--- BEGIN Supplied records ---
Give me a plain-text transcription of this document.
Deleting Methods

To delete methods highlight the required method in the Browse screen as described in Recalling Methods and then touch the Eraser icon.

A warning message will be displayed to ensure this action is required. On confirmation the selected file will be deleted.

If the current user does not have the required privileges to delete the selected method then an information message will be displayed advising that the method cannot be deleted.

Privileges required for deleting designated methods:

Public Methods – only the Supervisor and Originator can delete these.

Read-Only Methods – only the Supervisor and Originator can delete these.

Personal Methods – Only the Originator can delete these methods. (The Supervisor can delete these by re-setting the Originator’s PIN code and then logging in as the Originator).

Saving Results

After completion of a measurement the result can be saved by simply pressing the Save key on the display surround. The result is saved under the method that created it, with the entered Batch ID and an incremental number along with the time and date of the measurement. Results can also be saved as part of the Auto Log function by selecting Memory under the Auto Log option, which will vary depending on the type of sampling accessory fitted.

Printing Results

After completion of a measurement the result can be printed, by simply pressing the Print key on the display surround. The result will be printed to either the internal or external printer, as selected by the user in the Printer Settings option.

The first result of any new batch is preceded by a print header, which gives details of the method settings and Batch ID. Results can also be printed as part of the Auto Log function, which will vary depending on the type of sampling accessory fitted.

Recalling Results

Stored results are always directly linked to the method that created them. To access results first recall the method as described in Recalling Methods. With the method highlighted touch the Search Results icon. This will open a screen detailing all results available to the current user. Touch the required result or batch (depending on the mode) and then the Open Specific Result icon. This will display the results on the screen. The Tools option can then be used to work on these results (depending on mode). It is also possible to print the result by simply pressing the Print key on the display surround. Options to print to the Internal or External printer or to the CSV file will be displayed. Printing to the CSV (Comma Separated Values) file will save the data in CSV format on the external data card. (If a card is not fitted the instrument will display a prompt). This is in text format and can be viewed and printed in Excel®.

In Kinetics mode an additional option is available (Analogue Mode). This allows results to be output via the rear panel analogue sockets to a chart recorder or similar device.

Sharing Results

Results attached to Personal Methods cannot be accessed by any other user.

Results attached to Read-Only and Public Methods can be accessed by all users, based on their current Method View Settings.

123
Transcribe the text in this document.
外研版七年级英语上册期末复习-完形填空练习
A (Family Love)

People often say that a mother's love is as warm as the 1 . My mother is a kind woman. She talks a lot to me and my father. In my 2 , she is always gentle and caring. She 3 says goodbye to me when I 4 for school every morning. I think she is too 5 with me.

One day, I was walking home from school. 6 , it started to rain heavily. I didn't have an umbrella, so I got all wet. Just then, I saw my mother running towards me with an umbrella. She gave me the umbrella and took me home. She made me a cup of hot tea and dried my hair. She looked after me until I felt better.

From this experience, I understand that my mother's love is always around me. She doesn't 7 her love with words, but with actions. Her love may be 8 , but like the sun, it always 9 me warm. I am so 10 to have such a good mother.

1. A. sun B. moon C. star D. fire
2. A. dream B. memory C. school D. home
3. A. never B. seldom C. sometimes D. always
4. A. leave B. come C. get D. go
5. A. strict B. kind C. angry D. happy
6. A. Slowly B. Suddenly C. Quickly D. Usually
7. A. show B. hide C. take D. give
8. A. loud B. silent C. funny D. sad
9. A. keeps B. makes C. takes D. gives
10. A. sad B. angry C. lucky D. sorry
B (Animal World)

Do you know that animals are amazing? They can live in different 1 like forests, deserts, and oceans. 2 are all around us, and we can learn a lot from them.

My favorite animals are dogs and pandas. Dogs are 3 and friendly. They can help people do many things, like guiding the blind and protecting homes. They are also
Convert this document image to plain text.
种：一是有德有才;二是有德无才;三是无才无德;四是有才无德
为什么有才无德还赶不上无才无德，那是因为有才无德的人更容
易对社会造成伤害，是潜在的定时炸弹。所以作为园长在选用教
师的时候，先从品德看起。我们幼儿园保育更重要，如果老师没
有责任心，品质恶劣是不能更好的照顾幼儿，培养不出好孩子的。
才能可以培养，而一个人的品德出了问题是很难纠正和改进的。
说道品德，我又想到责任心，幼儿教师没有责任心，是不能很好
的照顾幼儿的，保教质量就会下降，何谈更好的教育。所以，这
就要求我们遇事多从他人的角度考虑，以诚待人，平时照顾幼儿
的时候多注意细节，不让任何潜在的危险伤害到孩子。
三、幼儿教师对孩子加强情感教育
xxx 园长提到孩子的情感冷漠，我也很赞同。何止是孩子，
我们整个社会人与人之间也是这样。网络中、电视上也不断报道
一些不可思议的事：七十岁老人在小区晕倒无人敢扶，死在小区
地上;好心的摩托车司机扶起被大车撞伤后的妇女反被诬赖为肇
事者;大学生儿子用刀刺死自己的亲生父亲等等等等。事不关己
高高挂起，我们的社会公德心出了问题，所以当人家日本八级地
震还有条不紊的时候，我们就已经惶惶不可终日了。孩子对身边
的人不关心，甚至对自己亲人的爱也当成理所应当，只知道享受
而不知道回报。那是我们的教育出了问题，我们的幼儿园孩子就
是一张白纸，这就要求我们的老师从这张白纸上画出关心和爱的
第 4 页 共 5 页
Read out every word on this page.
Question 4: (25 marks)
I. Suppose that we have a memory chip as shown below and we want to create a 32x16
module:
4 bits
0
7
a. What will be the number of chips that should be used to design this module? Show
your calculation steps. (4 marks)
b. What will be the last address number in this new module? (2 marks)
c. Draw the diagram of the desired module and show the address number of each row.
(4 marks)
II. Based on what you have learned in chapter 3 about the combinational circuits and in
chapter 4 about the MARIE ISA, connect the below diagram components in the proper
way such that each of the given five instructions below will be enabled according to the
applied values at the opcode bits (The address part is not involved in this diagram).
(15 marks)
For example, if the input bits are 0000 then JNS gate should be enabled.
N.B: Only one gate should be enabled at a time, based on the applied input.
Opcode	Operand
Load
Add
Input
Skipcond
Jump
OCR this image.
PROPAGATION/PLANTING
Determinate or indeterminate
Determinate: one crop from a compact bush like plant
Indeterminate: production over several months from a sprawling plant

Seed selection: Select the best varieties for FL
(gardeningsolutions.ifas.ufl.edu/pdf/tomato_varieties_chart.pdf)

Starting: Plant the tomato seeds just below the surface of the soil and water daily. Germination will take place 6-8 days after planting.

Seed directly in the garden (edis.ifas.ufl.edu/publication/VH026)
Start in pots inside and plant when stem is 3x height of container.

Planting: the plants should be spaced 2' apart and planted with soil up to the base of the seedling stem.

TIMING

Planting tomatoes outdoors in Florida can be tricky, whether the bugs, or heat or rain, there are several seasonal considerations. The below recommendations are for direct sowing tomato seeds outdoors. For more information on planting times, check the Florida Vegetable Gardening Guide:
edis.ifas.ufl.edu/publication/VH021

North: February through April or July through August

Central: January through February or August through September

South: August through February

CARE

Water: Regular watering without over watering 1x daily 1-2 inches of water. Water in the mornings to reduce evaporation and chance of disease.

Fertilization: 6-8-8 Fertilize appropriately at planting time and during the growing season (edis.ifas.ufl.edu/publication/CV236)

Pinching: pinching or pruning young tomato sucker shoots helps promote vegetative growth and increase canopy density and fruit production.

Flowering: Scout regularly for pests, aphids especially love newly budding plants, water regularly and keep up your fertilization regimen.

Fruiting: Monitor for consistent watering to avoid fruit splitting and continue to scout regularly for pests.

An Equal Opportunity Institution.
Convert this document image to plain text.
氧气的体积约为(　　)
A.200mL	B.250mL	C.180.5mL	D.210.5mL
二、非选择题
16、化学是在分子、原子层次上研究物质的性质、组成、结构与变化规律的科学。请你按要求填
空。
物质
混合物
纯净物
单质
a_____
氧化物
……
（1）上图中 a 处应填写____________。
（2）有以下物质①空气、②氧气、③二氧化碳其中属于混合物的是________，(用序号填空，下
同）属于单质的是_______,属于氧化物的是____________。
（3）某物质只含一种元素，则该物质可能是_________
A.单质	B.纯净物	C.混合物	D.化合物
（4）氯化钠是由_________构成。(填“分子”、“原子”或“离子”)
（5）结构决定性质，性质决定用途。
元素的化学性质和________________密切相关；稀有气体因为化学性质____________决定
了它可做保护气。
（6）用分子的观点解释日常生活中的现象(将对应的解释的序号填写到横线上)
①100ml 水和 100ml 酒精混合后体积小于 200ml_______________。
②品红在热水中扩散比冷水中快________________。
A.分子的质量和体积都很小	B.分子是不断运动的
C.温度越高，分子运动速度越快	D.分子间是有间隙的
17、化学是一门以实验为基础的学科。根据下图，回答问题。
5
--- END Supplied records ---
Select the lines in this material that hold the word "attached", leaving none out.

-- Task output --
Results attached to Personal Methods cannot be accessed by any other user.
Results attached to Read-Only and Public Methods can be accessed by all users, based on their current Method View Settings.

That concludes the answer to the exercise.